▼
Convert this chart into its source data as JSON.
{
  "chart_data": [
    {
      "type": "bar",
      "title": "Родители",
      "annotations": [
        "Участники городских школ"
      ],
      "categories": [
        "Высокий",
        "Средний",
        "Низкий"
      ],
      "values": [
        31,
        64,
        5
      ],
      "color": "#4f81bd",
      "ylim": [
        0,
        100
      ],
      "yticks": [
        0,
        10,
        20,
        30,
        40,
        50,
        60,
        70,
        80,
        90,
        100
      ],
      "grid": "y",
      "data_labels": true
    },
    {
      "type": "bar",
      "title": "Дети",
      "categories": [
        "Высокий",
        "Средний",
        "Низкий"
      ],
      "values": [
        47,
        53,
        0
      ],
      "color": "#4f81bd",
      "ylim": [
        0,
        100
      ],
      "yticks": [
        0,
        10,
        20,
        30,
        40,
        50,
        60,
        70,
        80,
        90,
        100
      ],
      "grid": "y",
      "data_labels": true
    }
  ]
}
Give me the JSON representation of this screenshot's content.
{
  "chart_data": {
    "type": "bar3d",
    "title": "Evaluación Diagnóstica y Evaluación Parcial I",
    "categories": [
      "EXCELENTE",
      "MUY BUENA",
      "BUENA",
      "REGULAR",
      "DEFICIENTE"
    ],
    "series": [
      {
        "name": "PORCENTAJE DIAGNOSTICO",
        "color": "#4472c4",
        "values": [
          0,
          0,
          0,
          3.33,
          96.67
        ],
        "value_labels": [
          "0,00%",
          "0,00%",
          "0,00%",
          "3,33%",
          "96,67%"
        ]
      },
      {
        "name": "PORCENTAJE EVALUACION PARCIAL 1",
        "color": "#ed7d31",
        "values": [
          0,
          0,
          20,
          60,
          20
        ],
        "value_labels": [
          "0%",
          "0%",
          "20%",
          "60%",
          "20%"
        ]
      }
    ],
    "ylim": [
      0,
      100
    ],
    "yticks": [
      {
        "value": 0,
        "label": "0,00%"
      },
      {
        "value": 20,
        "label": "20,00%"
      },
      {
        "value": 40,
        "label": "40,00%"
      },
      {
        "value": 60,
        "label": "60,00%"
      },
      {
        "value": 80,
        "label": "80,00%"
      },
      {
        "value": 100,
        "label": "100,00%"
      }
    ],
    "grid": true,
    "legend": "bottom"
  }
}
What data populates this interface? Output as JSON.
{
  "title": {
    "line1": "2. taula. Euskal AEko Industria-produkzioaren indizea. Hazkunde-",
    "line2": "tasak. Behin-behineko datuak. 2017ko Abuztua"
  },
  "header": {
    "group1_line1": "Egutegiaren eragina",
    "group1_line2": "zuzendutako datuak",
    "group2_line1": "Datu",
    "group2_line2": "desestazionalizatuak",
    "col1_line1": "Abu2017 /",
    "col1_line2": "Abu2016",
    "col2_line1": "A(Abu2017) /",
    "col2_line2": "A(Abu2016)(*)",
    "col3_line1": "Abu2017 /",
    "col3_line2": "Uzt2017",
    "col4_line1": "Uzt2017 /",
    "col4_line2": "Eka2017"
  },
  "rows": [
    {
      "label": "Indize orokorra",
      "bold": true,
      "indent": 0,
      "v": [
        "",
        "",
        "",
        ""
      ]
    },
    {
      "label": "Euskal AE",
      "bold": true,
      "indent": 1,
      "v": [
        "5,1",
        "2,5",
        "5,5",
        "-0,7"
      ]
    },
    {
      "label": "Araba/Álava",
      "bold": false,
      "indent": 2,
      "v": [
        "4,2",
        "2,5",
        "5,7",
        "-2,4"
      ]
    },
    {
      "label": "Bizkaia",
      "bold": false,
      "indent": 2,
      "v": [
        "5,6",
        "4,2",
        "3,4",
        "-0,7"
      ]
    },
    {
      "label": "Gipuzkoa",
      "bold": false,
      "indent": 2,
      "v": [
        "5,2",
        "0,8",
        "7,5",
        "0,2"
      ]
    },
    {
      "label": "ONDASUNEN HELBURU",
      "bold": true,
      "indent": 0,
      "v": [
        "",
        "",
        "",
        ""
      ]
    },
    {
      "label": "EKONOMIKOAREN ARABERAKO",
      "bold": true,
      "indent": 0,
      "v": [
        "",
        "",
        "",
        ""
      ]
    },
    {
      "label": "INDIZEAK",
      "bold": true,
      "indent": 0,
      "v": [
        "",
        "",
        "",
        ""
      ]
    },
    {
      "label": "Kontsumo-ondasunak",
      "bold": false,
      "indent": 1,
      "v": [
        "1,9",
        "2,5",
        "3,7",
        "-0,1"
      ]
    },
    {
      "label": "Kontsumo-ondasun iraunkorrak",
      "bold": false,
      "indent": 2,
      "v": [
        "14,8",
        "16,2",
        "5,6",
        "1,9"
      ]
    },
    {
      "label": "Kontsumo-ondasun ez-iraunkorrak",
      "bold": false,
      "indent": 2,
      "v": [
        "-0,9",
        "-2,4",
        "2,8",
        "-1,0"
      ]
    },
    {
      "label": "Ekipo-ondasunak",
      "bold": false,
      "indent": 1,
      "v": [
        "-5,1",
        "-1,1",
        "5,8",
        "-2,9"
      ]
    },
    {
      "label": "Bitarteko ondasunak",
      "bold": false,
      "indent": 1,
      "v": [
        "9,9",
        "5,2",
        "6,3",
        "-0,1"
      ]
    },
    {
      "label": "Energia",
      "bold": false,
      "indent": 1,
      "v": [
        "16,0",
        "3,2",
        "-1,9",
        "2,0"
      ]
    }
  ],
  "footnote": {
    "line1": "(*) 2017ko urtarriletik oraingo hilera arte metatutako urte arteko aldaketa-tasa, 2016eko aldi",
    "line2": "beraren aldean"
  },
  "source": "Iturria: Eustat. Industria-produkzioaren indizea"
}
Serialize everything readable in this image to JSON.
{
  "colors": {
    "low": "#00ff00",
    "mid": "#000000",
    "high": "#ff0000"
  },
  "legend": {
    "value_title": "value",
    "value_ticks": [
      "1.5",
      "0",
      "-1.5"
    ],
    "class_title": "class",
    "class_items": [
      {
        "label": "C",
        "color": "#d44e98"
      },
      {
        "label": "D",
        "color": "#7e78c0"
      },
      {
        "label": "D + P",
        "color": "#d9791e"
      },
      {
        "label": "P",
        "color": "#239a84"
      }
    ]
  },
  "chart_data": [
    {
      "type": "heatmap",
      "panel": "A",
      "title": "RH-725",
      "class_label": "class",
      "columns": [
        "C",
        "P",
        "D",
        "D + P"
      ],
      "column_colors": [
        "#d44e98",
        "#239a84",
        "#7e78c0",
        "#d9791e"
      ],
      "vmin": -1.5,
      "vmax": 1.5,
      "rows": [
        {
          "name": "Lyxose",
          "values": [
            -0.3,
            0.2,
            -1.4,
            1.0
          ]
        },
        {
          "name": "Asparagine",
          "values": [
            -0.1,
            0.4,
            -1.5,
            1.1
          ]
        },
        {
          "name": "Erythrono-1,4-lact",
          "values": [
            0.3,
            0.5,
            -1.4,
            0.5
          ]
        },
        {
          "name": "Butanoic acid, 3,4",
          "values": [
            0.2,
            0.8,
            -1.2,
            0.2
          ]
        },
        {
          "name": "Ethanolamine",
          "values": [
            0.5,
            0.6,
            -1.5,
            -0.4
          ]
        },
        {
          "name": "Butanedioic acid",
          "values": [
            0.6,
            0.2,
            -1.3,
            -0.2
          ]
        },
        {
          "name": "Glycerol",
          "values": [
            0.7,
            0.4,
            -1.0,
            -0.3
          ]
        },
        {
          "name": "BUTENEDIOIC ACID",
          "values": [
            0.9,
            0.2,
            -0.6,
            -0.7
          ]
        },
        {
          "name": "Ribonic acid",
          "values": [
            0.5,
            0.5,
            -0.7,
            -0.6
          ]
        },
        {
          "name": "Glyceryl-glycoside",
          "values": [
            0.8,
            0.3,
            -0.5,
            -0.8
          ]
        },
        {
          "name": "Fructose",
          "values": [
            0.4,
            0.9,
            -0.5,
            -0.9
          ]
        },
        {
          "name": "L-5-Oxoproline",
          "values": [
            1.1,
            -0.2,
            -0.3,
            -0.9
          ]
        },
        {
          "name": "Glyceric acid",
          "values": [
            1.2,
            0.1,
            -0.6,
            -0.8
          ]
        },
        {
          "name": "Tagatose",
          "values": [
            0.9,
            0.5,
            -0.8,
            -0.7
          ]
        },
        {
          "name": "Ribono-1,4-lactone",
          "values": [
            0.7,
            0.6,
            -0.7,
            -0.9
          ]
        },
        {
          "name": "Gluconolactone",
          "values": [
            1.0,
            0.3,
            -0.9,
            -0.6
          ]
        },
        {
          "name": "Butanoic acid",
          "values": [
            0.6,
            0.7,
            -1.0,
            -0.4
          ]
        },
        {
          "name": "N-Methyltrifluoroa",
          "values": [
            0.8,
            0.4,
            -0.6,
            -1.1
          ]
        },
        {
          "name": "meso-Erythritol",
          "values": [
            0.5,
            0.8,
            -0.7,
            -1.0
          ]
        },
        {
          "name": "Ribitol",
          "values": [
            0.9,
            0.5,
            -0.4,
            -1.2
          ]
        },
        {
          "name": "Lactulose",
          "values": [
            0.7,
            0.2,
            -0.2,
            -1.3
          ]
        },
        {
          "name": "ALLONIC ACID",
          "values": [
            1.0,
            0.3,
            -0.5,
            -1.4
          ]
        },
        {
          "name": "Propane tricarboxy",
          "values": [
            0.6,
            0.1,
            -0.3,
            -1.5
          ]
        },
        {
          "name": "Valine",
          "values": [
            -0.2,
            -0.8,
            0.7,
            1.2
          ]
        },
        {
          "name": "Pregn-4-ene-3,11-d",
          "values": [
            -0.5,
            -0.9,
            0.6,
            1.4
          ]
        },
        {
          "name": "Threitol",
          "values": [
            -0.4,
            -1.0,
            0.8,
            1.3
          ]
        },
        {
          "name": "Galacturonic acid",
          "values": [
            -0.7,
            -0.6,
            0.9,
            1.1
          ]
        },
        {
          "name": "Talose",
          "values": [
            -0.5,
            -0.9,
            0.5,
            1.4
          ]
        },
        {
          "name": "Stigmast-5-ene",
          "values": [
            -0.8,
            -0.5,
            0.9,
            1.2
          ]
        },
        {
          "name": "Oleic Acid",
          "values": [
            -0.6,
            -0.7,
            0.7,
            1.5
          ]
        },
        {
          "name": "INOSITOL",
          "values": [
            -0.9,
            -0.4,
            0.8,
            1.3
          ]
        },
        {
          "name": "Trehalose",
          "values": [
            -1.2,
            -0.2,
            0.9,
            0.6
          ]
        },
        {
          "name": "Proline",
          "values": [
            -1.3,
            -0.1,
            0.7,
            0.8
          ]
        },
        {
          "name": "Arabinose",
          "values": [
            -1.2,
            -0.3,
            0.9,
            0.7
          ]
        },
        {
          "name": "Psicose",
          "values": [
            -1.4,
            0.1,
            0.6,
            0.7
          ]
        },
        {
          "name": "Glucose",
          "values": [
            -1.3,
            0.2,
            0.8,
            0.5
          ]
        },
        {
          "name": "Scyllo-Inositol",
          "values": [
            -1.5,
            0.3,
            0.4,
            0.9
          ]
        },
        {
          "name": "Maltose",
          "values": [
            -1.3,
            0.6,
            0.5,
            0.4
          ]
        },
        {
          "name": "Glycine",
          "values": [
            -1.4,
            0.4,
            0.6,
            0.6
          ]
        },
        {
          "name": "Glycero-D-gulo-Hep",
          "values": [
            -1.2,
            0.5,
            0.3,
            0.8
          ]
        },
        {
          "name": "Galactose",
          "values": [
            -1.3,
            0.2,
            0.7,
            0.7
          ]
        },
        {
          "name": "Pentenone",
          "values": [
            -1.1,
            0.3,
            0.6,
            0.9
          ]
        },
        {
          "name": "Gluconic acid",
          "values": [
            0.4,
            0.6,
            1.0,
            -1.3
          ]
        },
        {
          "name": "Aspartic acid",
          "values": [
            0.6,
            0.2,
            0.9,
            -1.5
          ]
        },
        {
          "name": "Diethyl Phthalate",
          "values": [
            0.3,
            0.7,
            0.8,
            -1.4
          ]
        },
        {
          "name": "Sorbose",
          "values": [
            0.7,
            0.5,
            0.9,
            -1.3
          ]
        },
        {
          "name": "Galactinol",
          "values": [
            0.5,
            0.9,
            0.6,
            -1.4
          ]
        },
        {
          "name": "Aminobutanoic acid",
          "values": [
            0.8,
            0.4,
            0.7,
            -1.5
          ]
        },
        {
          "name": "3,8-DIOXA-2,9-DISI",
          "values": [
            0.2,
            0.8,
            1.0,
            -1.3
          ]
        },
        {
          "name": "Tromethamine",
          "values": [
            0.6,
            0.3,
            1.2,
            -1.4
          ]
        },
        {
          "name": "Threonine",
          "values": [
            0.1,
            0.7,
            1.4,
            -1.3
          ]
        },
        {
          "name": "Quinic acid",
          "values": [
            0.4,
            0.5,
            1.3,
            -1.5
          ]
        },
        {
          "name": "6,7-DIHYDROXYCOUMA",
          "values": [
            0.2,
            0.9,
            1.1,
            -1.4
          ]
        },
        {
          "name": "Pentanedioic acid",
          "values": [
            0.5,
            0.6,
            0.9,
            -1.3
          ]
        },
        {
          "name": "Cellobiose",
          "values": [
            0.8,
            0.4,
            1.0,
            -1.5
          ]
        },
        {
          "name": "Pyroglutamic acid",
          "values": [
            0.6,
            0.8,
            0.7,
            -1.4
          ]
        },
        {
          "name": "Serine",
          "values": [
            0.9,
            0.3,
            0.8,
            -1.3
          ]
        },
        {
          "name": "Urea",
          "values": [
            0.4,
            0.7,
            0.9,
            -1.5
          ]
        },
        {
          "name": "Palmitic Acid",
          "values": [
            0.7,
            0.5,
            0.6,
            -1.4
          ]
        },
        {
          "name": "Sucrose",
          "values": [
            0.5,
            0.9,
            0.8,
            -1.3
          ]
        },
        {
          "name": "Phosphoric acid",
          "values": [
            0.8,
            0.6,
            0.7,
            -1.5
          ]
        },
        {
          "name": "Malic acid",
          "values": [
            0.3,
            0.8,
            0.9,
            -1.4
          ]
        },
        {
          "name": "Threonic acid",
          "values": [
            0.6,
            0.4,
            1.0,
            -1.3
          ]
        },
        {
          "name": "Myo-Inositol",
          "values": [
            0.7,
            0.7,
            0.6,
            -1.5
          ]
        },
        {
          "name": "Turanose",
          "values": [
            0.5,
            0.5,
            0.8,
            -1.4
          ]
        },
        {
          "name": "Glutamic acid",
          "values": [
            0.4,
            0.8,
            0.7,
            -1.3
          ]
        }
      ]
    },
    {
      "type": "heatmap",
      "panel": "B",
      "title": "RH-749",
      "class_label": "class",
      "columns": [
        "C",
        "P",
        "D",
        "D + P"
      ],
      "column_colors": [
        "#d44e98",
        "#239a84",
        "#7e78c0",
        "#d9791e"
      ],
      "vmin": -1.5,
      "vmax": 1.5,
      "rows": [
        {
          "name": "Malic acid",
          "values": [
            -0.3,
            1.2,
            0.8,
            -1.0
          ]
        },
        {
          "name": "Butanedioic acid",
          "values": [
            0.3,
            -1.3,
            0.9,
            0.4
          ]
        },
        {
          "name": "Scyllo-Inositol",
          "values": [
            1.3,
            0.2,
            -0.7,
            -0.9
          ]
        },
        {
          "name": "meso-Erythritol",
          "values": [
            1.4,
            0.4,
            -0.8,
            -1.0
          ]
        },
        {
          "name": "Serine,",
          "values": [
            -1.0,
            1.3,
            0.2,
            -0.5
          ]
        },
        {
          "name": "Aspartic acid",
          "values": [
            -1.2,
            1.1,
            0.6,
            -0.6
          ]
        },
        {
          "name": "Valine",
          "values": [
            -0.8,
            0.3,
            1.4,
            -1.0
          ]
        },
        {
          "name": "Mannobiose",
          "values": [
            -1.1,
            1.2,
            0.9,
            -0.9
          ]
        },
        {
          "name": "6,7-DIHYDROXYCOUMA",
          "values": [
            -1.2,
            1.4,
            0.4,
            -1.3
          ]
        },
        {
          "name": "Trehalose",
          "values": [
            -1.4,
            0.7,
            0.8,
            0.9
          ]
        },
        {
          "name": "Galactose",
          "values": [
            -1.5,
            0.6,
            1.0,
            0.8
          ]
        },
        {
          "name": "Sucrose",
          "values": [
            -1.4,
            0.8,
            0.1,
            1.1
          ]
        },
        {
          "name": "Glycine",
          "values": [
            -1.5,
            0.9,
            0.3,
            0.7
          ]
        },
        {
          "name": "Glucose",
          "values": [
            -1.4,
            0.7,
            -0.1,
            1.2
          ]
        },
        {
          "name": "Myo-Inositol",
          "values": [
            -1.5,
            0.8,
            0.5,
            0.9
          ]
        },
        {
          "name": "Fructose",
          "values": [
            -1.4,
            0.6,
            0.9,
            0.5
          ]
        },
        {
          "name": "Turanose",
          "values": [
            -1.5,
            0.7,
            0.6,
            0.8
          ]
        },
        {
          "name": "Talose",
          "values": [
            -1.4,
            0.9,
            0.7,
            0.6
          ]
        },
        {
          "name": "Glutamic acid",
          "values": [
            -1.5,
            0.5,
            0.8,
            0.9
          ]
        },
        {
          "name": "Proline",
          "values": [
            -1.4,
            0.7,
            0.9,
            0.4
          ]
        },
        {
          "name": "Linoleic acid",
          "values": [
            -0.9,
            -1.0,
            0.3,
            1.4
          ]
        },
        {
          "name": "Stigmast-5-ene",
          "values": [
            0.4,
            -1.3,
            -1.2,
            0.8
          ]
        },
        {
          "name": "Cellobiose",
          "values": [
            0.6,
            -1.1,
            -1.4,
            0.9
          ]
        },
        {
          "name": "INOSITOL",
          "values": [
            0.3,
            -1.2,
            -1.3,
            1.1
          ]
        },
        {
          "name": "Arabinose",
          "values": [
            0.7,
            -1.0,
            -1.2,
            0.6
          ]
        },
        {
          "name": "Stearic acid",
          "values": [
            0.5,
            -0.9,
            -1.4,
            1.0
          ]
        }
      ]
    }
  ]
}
▲
• [TASK TO CARRY OUT]:
Copy all lines from the material that hold "Euskal".

• [THE OUTPUT]:
    "line1": "2. taula. Euskal AEko Industria-produkzioaren indizea. Hazkunde-",
      "label": "Euskal AE",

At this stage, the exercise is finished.